▸ Supplied material
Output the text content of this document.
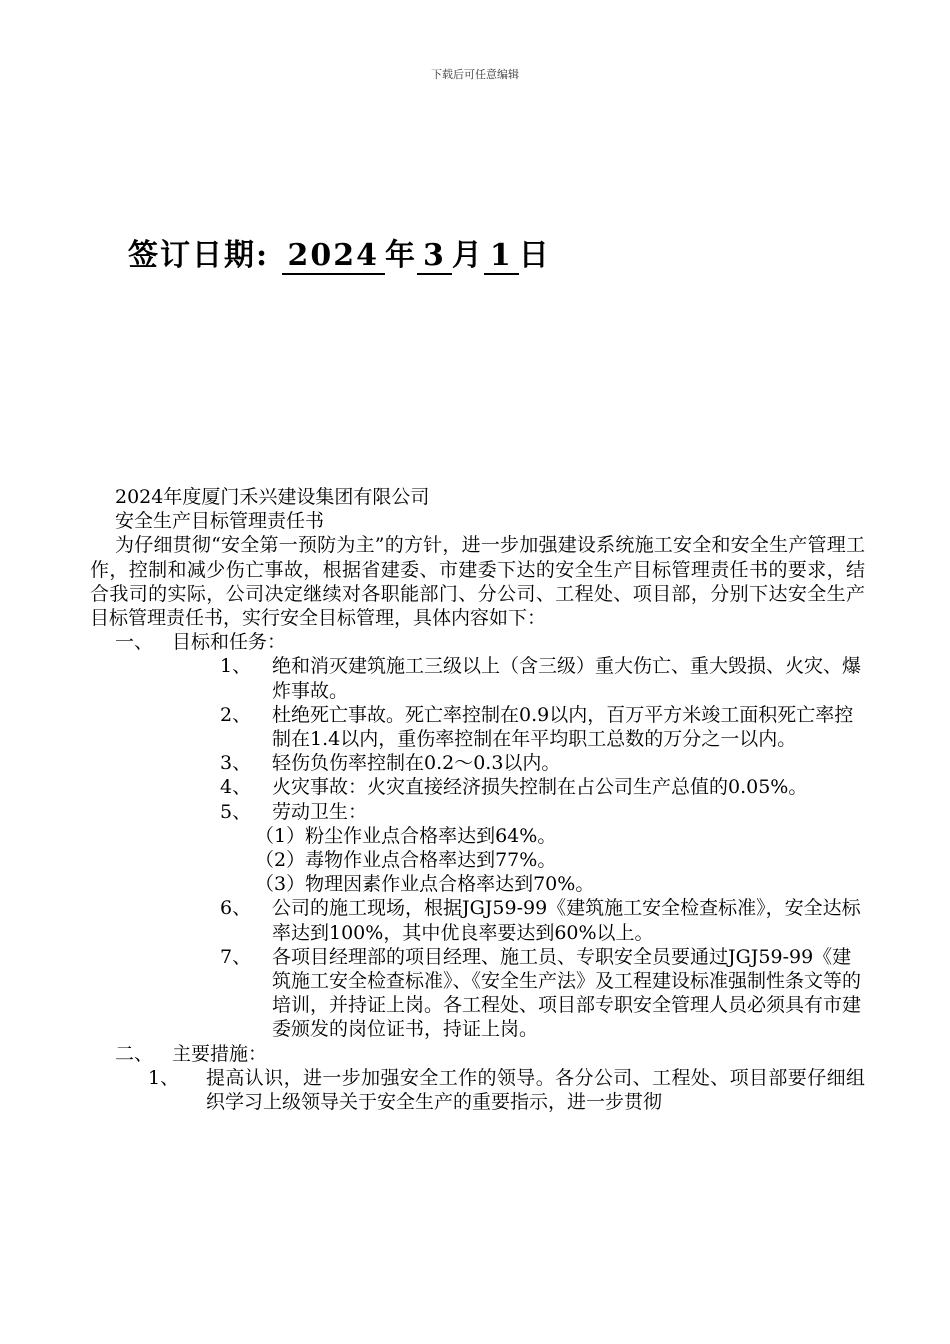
下载后可任意编辑
签订日期: 2024 年 3 月 1 日

2024年度厦门禾兴建设集团有限公司

安全生产目标管理责任书

为仔细贯彻“安全第一预防为主”的方针，进一步加强建设系统施工安全和安全生产管理工作，控制和减少伤亡事故，根据省建委、市建委下达的安全生产目标管理责任书的要求，结合我司的实际，公司决定继续对各职能部门、分公司、工程处、项目部，分别下达安全生产目标管理责任书，实行安全目标管理，具体内容如下：

一、 目标和任务：
1、	绝和消灭建筑施工三级以上（含三级）重大伤亡、重大毁损、火灾、爆炸事故。
2、	杜绝死亡事故。死亡率控制在0.9以内，百万平方米竣工面积死亡率控制在1.4以内，重伤率控制在年平均职工总数的万分之一以内。
3、	轻伤负伤率控制在0.2～0.3以内。
4、	火灾事故：火灾直接经济损失控制在占公司生产总值的0.05%。
5、	劳动卫生：

（1）粉尘作业点合格率达到64%。

（2）毒物作业点合格率达到77%。

（3）物理因素作业点合格率达到70%。

6、	公司的施工现场，根据JGJ59-99《建筑施工安全检查标准》，安全达标率达到100%，其中优良率要达到60%以上。
7、	各项目经理部的项目经理、施工员、专职安全员要通过JGJ59-99《建筑施工安全检查标准》、《安全生产法》及工程建设标准强制性条文等的培训，并持证上岗。各工程处、项目部专职安全管理人员必须具有市建委颁发的岗位证书，持证上岗。
二、 主要措施：
1、	提高认识，进一步加强安全工作的领导。各分公司、工程处、项目部要仔细组织学习上级领导关于安全生产的重要指示，进一步贯彻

▸ Short problem
All preceding records should be duplicated verbatim, images excepted.

▸ Right answer
Output the text content of this document.
下载后可任意编辑
签订日期: 2024 年 3 月 1 日

2024年度厦门禾兴建设集团有限公司

安全生产目标管理责任书

为仔细贯彻“安全第一预防为主”的方针，进一步加强建设系统施工安全和安全生产管理工作，控制和减少伤亡事故，根据省建委、市建委下达的安全生产目标管理责任书的要求，结合我司的实际，公司决定继续对各职能部门、分公司、工程处、项目部，分别下达安全生产目标管理责任书，实行安全目标管理，具体内容如下：

一、 目标和任务：
1、	绝和消灭建筑施工三级以上（含三级）重大伤亡、重大毁损、火灾、爆炸事故。
2、	杜绝死亡事故。死亡率控制在0.9以内，百万平方米竣工面积死亡率控制在1.4以内，重伤率控制在年平均职工总数的万分之一以内。
3、	轻伤负伤率控制在0.2～0.3以内。
4、	火灾事故：火灾直接经济损失控制在占公司生产总值的0.05%。
5、	劳动卫生：

（1）粉尘作业点合格率达到64%。

（2）毒物作业点合格率达到77%。

（3）物理因素作业点合格率达到70%。

6、	公司的施工现场，根据JGJ59-99《建筑施工安全检查标准》，安全达标率达到100%，其中优良率要达到60%以上。
7、	各项目经理部的项目经理、施工员、专职安全员要通过JGJ59-99《建筑施工安全检查标准》、《安全生产法》及工程建设标准强制性条文等的培训，并持证上岗。各工程处、项目部专职安全管理人员必须具有市建委颁发的岗位证书，持证上岗。
二、 主要措施：
1、	提高认识，进一步加强安全工作的领导。各分公司、工程处、项目部要仔细组织学习上级领导关于安全生产的重要指示，进一步贯彻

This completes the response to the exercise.